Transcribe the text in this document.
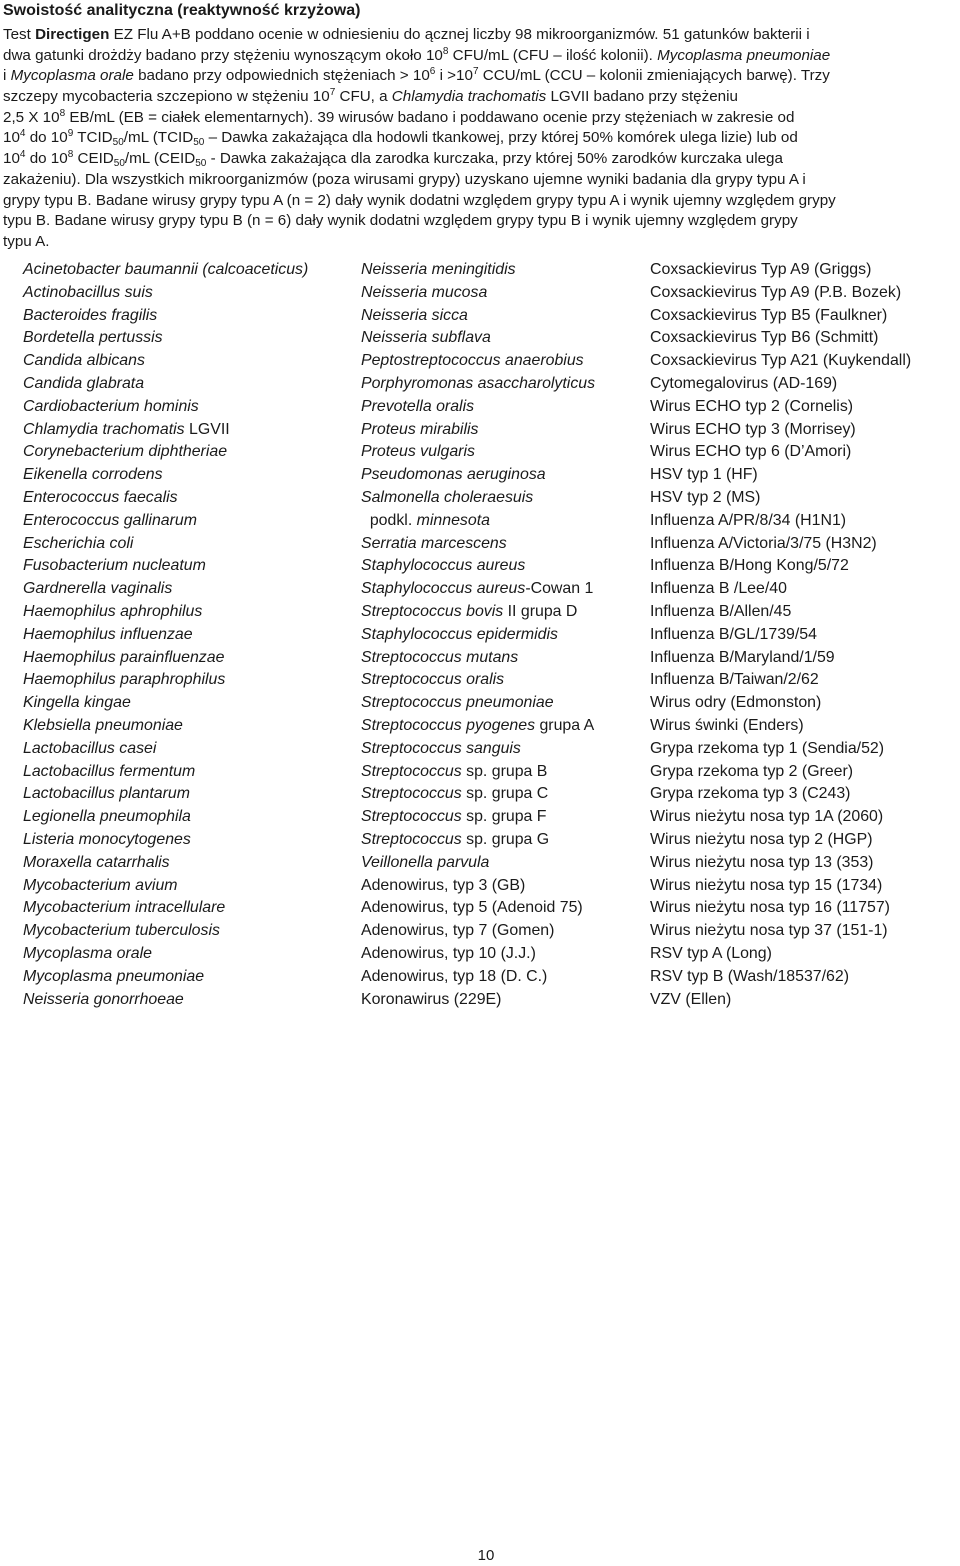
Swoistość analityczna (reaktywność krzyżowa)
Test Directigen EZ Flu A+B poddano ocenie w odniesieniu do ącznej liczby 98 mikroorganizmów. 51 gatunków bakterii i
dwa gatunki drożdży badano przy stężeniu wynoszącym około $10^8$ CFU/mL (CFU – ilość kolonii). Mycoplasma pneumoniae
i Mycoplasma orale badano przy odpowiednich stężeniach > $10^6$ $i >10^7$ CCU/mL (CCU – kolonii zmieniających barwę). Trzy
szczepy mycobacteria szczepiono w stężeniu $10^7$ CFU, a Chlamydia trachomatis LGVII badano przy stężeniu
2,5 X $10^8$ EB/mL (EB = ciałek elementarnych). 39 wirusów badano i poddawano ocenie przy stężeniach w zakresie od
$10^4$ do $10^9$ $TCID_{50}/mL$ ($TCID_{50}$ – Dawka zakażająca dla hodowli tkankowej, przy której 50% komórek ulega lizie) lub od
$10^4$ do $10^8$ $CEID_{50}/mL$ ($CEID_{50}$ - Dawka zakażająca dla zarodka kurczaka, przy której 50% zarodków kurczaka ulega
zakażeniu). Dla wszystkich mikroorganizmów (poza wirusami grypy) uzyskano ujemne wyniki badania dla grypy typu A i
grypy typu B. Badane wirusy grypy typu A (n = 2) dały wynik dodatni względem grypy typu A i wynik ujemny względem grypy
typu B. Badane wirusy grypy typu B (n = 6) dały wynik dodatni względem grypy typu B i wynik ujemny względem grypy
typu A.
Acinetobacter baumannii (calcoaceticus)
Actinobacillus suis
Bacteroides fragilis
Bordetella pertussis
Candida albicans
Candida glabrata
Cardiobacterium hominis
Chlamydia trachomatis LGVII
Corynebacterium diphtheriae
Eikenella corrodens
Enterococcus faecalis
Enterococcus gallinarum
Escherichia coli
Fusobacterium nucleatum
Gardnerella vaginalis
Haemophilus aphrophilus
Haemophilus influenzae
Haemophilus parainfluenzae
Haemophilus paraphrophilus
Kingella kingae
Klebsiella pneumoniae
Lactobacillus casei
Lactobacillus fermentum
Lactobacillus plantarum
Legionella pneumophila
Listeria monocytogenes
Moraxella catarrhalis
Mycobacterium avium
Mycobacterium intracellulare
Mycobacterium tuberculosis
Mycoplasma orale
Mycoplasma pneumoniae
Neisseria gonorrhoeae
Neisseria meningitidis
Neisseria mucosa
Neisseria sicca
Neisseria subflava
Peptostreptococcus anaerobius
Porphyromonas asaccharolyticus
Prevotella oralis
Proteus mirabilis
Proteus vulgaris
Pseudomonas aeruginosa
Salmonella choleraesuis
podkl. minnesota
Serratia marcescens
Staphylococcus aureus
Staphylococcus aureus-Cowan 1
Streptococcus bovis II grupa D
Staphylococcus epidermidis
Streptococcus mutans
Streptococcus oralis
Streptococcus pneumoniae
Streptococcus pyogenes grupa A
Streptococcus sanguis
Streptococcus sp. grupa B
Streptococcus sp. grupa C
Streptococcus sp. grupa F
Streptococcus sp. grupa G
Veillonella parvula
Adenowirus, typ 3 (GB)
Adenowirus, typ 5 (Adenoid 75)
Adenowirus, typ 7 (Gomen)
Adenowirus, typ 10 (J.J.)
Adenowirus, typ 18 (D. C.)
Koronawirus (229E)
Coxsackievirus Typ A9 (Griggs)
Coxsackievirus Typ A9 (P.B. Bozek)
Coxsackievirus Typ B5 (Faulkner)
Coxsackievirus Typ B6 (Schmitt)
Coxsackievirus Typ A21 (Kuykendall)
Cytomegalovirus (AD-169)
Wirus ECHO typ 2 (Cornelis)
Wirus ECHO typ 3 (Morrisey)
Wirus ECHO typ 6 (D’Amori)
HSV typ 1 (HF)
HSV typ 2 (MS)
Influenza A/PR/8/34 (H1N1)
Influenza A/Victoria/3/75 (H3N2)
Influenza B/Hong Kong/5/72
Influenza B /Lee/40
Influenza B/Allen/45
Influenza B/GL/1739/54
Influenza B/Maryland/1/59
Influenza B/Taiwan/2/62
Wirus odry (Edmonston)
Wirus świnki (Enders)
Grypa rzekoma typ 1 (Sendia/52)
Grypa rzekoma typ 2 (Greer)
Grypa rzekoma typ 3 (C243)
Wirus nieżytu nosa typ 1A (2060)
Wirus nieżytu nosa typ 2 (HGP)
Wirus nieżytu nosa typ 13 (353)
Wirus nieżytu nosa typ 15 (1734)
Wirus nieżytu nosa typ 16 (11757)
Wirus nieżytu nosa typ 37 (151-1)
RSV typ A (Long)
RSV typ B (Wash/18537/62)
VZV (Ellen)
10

## [GOAL OF THE EXERCISE]
Transcribe each entry above character for character, omitting pictures.

## [WRITTEN RESPONSE]
Transcribe the text in this document.
Swoistość analityczna (reaktywność krzyżowa)
Test Directigen EZ Flu A+B poddano ocenie w odniesieniu do ącznej liczby 98 mikroorganizmów. 51 gatunków bakterii i
dwa gatunki drożdży badano przy stężeniu wynoszącym około $10^8$ CFU/mL (CFU – ilość kolonii). Mycoplasma pneumoniae
i Mycoplasma orale badano przy odpowiednich stężeniach > $10^6$ $i >10^7$ CCU/mL (CCU – kolonii zmieniających barwę). Trzy
szczepy mycobacteria szczepiono w stężeniu $10^7$ CFU, a Chlamydia trachomatis LGVII badano przy stężeniu
2,5 X $10^8$ EB/mL (EB = ciałek elementarnych). 39 wirusów badano i poddawano ocenie przy stężeniach w zakresie od
$10^4$ do $10^9$ $TCID_{50}/mL$ ($TCID_{50}$ – Dawka zakażająca dla hodowli tkankowej, przy której 50% komórek ulega lizie) lub od
$10^4$ do $10^8$ $CEID_{50}/mL$ ($CEID_{50}$ - Dawka zakażająca dla zarodka kurczaka, przy której 50% zarodków kurczaka ulega
zakażeniu). Dla wszystkich mikroorganizmów (poza wirusami grypy) uzyskano ujemne wyniki badania dla grypy typu A i
grypy typu B. Badane wirusy grypy typu A (n = 2) dały wynik dodatni względem grypy typu A i wynik ujemny względem grypy
typu B. Badane wirusy grypy typu B (n = 6) dały wynik dodatni względem grypy typu B i wynik ujemny względem grypy
typu A.
Acinetobacter baumannii (calcoaceticus)
Actinobacillus suis
Bacteroides fragilis
Bordetella pertussis
Candida albicans
Candida glabrata
Cardiobacterium hominis
Chlamydia trachomatis LGVII
Corynebacterium diphtheriae
Eikenella corrodens
Enterococcus faecalis
Enterococcus gallinarum
Escherichia coli
Fusobacterium nucleatum
Gardnerella vaginalis
Haemophilus aphrophilus
Haemophilus influenzae
Haemophilus parainfluenzae
Haemophilus paraphrophilus
Kingella kingae
Klebsiella pneumoniae
Lactobacillus casei
Lactobacillus fermentum
Lactobacillus plantarum
Legionella pneumophila
Listeria monocytogenes
Moraxella catarrhalis
Mycobacterium avium
Mycobacterium intracellulare
Mycobacterium tuberculosis
Mycoplasma orale
Mycoplasma pneumoniae
Neisseria gonorrhoeae
Neisseria meningitidis
Neisseria mucosa
Neisseria sicca
Neisseria subflava
Peptostreptococcus anaerobius
Porphyromonas asaccharolyticus
Prevotella oralis
Proteus mirabilis
Proteus vulgaris
Pseudomonas aeruginosa
Salmonella choleraesuis
podkl. minnesota
Serratia marcescens
Staphylococcus aureus
Staphylococcus aureus-Cowan 1
Streptococcus bovis II grupa D
Staphylococcus epidermidis
Streptococcus mutans
Streptococcus oralis
Streptococcus pneumoniae
Streptococcus pyogenes grupa A
Streptococcus sanguis
Streptococcus sp. grupa B
Streptococcus sp. grupa C
Streptococcus sp. grupa F
Streptococcus sp. grupa G
Veillonella parvula
Adenowirus, typ 3 (GB)
Adenowirus, typ 5 (Adenoid 75)
Adenowirus, typ 7 (Gomen)
Adenowirus, typ 10 (J.J.)
Adenowirus, typ 18 (D. C.)
Koronawirus (229E)
Coxsackievirus Typ A9 (Griggs)
Coxsackievirus Typ A9 (P.B. Bozek)
Coxsackievirus Typ B5 (Faulkner)
Coxsackievirus Typ B6 (Schmitt)
Coxsackievirus Typ A21 (Kuykendall)
Cytomegalovirus (AD-169)
Wirus ECHO typ 2 (Cornelis)
Wirus ECHO typ 3 (Morrisey)
Wirus ECHO typ 6 (D’Amori)
HSV typ 1 (HF)
HSV typ 2 (MS)
Influenza A/PR/8/34 (H1N1)
Influenza A/Victoria/3/75 (H3N2)
Influenza B/Hong Kong/5/72
Influenza B /Lee/40
Influenza B/Allen/45
Influenza B/GL/1739/54
Influenza B/Maryland/1/59
Influenza B/Taiwan/2/62
Wirus odry (Edmonston)
Wirus świnki (Enders)
Grypa rzekoma typ 1 (Sendia/52)
Grypa rzekoma typ 2 (Greer)
Grypa rzekoma typ 3 (C243)
Wirus nieżytu nosa typ 1A (2060)
Wirus nieżytu nosa typ 2 (HGP)
Wirus nieżytu nosa typ 13 (353)
Wirus nieżytu nosa typ 15 (1734)
Wirus nieżytu nosa typ 16 (11757)
Wirus nieżytu nosa typ 37 (151-1)
RSV typ A (Long)
RSV typ B (Wash/18537/62)
VZV (Ellen)
10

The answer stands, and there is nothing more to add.